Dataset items
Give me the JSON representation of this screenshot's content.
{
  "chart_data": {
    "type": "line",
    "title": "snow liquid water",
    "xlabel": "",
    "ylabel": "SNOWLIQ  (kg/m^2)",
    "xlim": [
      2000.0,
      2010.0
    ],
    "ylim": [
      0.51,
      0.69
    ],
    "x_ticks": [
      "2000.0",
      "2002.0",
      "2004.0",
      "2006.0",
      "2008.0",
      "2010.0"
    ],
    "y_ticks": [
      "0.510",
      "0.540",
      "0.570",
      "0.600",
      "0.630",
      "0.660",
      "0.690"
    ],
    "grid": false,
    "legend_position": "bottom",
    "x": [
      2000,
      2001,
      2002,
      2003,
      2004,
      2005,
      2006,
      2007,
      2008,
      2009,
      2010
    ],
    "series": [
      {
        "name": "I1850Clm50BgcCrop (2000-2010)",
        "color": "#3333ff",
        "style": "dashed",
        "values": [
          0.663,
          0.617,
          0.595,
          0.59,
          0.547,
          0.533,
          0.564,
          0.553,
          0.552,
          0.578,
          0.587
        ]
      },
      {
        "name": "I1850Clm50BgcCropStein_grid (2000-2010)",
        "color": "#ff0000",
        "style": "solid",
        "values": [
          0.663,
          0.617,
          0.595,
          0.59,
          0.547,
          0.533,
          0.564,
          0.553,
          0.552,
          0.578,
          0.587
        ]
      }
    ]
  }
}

Task brief: Quote all of the entries verbatim.

Solved exercise:
Give me the JSON representation of this screenshot's content.
{
  "chart_data": {
    "type": "line",
    "title": "snow liquid water",
    "xlabel": "",
    "ylabel": "SNOWLIQ  (kg/m^2)",
    "xlim": [
      2000.0,
      2010.0
    ],
    "ylim": [
      0.51,
      0.69
    ],
    "x_ticks": [
      "2000.0",
      "2002.0",
      "2004.0",
      "2006.0",
      "2008.0",
      "2010.0"
    ],
    "y_ticks": [
      "0.510",
      "0.540",
      "0.570",
      "0.600",
      "0.630",
      "0.660",
      "0.690"
    ],
    "grid": false,
    "legend_position": "bottom",
    "x": [
      2000,
      2001,
      2002,
      2003,
      2004,
      2005,
      2006,
      2007,
      2008,
      2009,
      2010
    ],
    "series": [
      {
        "name": "I1850Clm50BgcCrop (2000-2010)",
        "color": "#3333ff",
        "style": "dashed",
        "values": [
          0.663,
          0.617,
          0.595,
          0.59,
          0.547,
          0.533,
          0.564,
          0.553,
          0.552,
          0.578,
          0.587
        ]
      },
      {
        "name": "I1850Clm50BgcCropStein_grid (2000-2010)",
        "color": "#ff0000",
        "style": "solid",
        "values": [
          0.663,
          0.617,
          0.595,
          0.59,
          0.547,
          0.533,
          0.564,
          0.553,
          0.552,
          0.578,
          0.587
        ]
      }
    ]
  }
}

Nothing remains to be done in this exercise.